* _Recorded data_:
-------

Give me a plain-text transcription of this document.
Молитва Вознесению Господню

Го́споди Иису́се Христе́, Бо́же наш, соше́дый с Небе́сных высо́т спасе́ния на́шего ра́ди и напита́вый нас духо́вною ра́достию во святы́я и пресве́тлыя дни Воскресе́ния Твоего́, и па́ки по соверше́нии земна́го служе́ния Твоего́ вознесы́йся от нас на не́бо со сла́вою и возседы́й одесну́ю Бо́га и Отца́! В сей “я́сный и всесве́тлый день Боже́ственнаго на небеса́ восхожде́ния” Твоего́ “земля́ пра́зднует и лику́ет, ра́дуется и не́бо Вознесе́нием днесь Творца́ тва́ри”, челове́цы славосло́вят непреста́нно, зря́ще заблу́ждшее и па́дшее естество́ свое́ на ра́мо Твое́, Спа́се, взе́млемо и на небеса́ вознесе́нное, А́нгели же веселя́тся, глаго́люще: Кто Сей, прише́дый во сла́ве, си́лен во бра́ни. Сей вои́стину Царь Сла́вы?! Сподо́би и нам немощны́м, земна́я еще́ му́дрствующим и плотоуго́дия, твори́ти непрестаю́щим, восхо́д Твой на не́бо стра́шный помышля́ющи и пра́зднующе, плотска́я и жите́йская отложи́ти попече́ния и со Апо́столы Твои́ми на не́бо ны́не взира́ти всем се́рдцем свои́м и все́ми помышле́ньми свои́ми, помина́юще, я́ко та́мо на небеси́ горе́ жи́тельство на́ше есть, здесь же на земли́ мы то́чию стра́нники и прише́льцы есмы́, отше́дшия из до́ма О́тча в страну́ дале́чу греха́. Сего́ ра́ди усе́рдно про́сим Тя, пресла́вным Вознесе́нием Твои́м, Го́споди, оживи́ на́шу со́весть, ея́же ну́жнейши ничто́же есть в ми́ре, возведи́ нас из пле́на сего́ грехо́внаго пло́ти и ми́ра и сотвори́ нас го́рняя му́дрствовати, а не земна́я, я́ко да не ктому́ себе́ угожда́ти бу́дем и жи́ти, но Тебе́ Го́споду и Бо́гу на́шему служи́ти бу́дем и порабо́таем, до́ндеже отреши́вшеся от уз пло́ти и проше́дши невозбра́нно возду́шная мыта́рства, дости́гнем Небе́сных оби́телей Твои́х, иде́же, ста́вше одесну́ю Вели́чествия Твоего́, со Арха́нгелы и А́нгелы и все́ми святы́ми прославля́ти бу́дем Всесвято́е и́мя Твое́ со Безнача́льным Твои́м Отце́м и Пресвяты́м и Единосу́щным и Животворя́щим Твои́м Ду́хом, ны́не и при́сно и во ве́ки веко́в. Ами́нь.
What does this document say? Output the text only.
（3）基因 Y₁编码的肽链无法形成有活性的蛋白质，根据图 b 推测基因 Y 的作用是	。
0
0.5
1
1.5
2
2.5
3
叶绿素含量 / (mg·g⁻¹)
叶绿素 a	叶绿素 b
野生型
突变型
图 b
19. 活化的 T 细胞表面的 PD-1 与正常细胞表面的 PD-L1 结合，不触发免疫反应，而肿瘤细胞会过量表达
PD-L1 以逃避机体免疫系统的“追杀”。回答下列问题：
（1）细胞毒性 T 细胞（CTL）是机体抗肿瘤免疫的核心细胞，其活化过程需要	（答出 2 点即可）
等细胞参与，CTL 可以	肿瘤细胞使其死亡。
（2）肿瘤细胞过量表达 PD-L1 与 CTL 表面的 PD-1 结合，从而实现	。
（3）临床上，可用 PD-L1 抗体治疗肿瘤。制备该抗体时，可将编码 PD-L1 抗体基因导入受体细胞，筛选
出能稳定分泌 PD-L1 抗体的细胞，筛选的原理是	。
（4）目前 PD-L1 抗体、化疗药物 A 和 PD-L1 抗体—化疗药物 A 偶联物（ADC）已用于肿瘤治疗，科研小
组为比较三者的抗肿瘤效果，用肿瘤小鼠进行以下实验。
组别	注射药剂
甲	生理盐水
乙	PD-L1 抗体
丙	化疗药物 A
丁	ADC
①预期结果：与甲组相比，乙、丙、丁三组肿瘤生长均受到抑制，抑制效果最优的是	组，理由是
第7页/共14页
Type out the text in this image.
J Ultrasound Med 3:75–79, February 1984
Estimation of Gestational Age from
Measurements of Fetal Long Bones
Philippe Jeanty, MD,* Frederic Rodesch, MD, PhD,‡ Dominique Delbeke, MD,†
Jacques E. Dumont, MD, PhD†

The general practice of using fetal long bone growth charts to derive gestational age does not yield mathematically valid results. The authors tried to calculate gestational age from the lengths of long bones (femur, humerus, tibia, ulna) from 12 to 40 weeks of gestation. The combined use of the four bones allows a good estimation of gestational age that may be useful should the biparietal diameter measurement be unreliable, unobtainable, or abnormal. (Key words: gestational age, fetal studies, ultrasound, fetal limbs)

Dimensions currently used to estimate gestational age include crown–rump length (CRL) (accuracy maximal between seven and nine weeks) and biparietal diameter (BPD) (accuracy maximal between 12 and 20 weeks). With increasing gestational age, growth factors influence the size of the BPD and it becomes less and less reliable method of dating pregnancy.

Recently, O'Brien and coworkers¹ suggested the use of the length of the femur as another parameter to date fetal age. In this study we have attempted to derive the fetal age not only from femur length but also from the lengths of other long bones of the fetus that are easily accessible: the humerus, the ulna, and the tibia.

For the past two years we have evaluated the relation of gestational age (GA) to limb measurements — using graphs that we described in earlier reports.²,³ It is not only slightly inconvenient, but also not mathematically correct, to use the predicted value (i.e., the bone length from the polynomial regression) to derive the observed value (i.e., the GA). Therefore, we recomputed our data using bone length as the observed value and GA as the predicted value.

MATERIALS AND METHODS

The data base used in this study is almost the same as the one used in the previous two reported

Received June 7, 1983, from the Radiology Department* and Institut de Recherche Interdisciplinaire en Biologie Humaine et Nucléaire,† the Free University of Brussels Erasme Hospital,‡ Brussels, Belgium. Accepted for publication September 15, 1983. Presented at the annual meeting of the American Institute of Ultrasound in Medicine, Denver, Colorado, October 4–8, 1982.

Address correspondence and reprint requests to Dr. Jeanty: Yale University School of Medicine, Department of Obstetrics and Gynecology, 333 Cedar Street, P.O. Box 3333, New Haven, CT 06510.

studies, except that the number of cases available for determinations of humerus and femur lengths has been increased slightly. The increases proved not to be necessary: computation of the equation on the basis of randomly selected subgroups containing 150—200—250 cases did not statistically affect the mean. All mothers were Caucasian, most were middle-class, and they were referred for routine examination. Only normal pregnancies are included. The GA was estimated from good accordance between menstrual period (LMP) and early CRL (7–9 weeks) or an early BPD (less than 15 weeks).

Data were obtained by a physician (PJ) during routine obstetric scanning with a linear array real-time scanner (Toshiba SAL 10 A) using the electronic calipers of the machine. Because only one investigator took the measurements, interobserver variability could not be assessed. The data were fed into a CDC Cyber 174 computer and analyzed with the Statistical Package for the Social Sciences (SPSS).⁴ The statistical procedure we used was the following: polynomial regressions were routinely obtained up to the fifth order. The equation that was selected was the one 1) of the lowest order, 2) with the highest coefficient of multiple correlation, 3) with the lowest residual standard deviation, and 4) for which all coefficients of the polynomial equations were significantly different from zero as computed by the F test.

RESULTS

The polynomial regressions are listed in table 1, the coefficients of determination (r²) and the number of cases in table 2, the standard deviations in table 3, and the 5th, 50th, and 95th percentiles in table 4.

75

-------

* _WORK REQUIRED_: All of the data must be returned exactly.

* _THE COMPLETED TASK_:
Give me a plain-text transcription of this document.
Молитва Вознесению Господню

Го́споди Иису́се Христе́, Бо́же наш, соше́дый с Небе́сных высо́т спасе́ния на́шего ра́ди и напита́вый нас духо́вною ра́достию во святы́я и пресве́тлыя дни Воскресе́ния Твоего́, и па́ки по соверше́нии земна́го служе́ния Твоего́ вознесы́йся от нас на не́бо со сла́вою и возседы́й одесну́ю Бо́га и Отца́! В сей “я́сный и всесве́тлый день Боже́ственнаго на небеса́ восхожде́ния” Твоего́ “земля́ пра́зднует и лику́ет, ра́дуется и не́бо Вознесе́нием днесь Творца́ тва́ри”, челове́цы славосло́вят непреста́нно, зря́ще заблу́ждшее и па́дшее естество́ свое́ на ра́мо Твое́, Спа́се, взе́млемо и на небеса́ вознесе́нное, А́нгели же веселя́тся, глаго́люще: Кто Сей, прише́дый во сла́ве, си́лен во бра́ни. Сей вои́стину Царь Сла́вы?! Сподо́би и нам немощны́м, земна́я еще́ му́дрствующим и плотоуго́дия, твори́ти непрестаю́щим, восхо́д Твой на не́бо стра́шный помышля́ющи и пра́зднующе, плотска́я и жите́йская отложи́ти попече́ния и со Апо́столы Твои́ми на не́бо ны́не взира́ти всем се́рдцем свои́м и все́ми помышле́ньми свои́ми, помина́юще, я́ко та́мо на небеси́ горе́ жи́тельство на́ше есть, здесь же на земли́ мы то́чию стра́нники и прише́льцы есмы́, отше́дшия из до́ма О́тча в страну́ дале́чу греха́. Сего́ ра́ди усе́рдно про́сим Тя, пресла́вным Вознесе́нием Твои́м, Го́споди, оживи́ на́шу со́весть, ея́же ну́жнейши ничто́же есть в ми́ре, возведи́ нас из пле́на сего́ грехо́внаго пло́ти и ми́ра и сотвори́ нас го́рняя му́дрствовати, а не земна́я, я́ко да не ктому́ себе́ угожда́ти бу́дем и жи́ти, но Тебе́ Го́споду и Бо́гу на́шему служи́ти бу́дем и порабо́таем, до́ндеже отреши́вшеся от уз пло́ти и проше́дши невозбра́нно возду́шная мыта́рства, дости́гнем Небе́сных оби́телей Твои́х, иде́же, ста́вше одесну́ю Вели́чествия Твоего́, со Арха́нгелы и А́нгелы и все́ми святы́ми прославля́ти бу́дем Всесвято́е и́мя Твое́ со Безнача́льным Твои́м Отце́м и Пресвяты́м и Единосу́щным и Животворя́щим Твои́м Ду́хом, ны́не и при́сно и во ве́ки веко́в. Ами́нь.
What does this document say? Output the text only.
（3）基因 Y₁编码的肽链无法形成有活性的蛋白质，根据图 b 推测基因 Y 的作用是	。
0
0.5
1
1.5
2
2.5
3
叶绿素含量 / (mg·g⁻¹)
叶绿素 a	叶绿素 b
野生型
突变型
图 b
19. 活化的 T 细胞表面的 PD-1 与正常细胞表面的 PD-L1 结合，不触发免疫反应，而肿瘤细胞会过量表达
PD-L1 以逃避机体免疫系统的“追杀”。回答下列问题：
（1）细胞毒性 T 细胞（CTL）是机体抗肿瘤免疫的核心细胞，其活化过程需要	（答出 2 点即可）
等细胞参与，CTL 可以	肿瘤细胞使其死亡。
（2）肿瘤细胞过量表达 PD-L1 与 CTL 表面的 PD-1 结合，从而实现	。
（3）临床上，可用 PD-L1 抗体治疗肿瘤。制备该抗体时，可将编码 PD-L1 抗体基因导入受体细胞，筛选
出能稳定分泌 PD-L1 抗体的细胞，筛选的原理是	。
（4）目前 PD-L1 抗体、化疗药物 A 和 PD-L1 抗体—化疗药物 A 偶联物（ADC）已用于肿瘤治疗，科研小
组为比较三者的抗肿瘤效果，用肿瘤小鼠进行以下实验。
组别	注射药剂
甲	生理盐水
乙	PD-L1 抗体
丙	化疗药物 A
丁	ADC
①预期结果：与甲组相比，乙、丙、丁三组肿瘤生长均受到抑制，抑制效果最优的是	组，理由是
第7页/共14页
Type out the text in this image.
J Ultrasound Med 3:75–79, February 1984
Estimation of Gestational Age from
Measurements of Fetal Long Bones
Philippe Jeanty, MD,* Frederic Rodesch, MD, PhD,‡ Dominique Delbeke, MD,†
Jacques E. Dumont, MD, PhD†

The general practice of using fetal long bone growth charts to derive gestational age does not yield mathematically valid results. The authors tried to calculate gestational age from the lengths of long bones (femur, humerus, tibia, ulna) from 12 to 40 weeks of gestation. The combined use of the four bones allows a good estimation of gestational age that may be useful should the biparietal diameter measurement be unreliable, unobtainable, or abnormal. (Key words: gestational age, fetal studies, ultrasound, fetal limbs)

Dimensions currently used to estimate gestational age include crown–rump length (CRL) (accuracy maximal between seven and nine weeks) and biparietal diameter (BPD) (accuracy maximal between 12 and 20 weeks). With increasing gestational age, growth factors influence the size of the BPD and it becomes less and less reliable method of dating pregnancy.

Recently, O'Brien and coworkers¹ suggested the use of the length of the femur as another parameter to date fetal age. In this study we have attempted to derive the fetal age not only from femur length but also from the lengths of other long bones of the fetus that are easily accessible: the humerus, the ulna, and the tibia.

For the past two years we have evaluated the relation of gestational age (GA) to limb measurements — using graphs that we described in earlier reports.²,³ It is not only slightly inconvenient, but also not mathematically correct, to use the predicted value (i.e., the bone length from the polynomial regression) to derive the observed value (i.e., the GA). Therefore, we recomputed our data using bone length as the observed value and GA as the predicted value.

MATERIALS AND METHODS

The data base used in this study is almost the same as the one used in the previous two reported

Received June 7, 1983, from the Radiology Department* and Institut de Recherche Interdisciplinaire en Biologie Humaine et Nucléaire,† the Free University of Brussels Erasme Hospital,‡ Brussels, Belgium. Accepted for publication September 15, 1983. Presented at the annual meeting of the American Institute of Ultrasound in Medicine, Denver, Colorado, October 4–8, 1982.

Address correspondence and reprint requests to Dr. Jeanty: Yale University School of Medicine, Department of Obstetrics and Gynecology, 333 Cedar Street, P.O. Box 3333, New Haven, CT 06510.

studies, except that the number of cases available for determinations of humerus and femur lengths has been increased slightly. The increases proved not to be necessary: computation of the equation on the basis of randomly selected subgroups containing 150—200—250 cases did not statistically affect the mean. All mothers were Caucasian, most were middle-class, and they were referred for routine examination. Only normal pregnancies are included. The GA was estimated from good accordance between menstrual period (LMP) and early CRL (7–9 weeks) or an early BPD (less than 15 weeks).

Data were obtained by a physician (PJ) during routine obstetric scanning with a linear array real-time scanner (Toshiba SAL 10 A) using the electronic calipers of the machine. Because only one investigator took the measurements, interobserver variability could not be assessed. The data were fed into a CDC Cyber 174 computer and analyzed with the Statistical Package for the Social Sciences (SPSS).⁴ The statistical procedure we used was the following: polynomial regressions were routinely obtained up to the fifth order. The equation that was selected was the one 1) of the lowest order, 2) with the highest coefficient of multiple correlation, 3) with the lowest residual standard deviation, and 4) for which all coefficients of the polynomial equations were significantly different from zero as computed by the F test.

RESULTS

The polynomial regressions are listed in table 1, the coefficients of determination (r²) and the number of cases in table 2, the standard deviations in table 3, and the 5th, 50th, and 95th percentiles in table 4.

75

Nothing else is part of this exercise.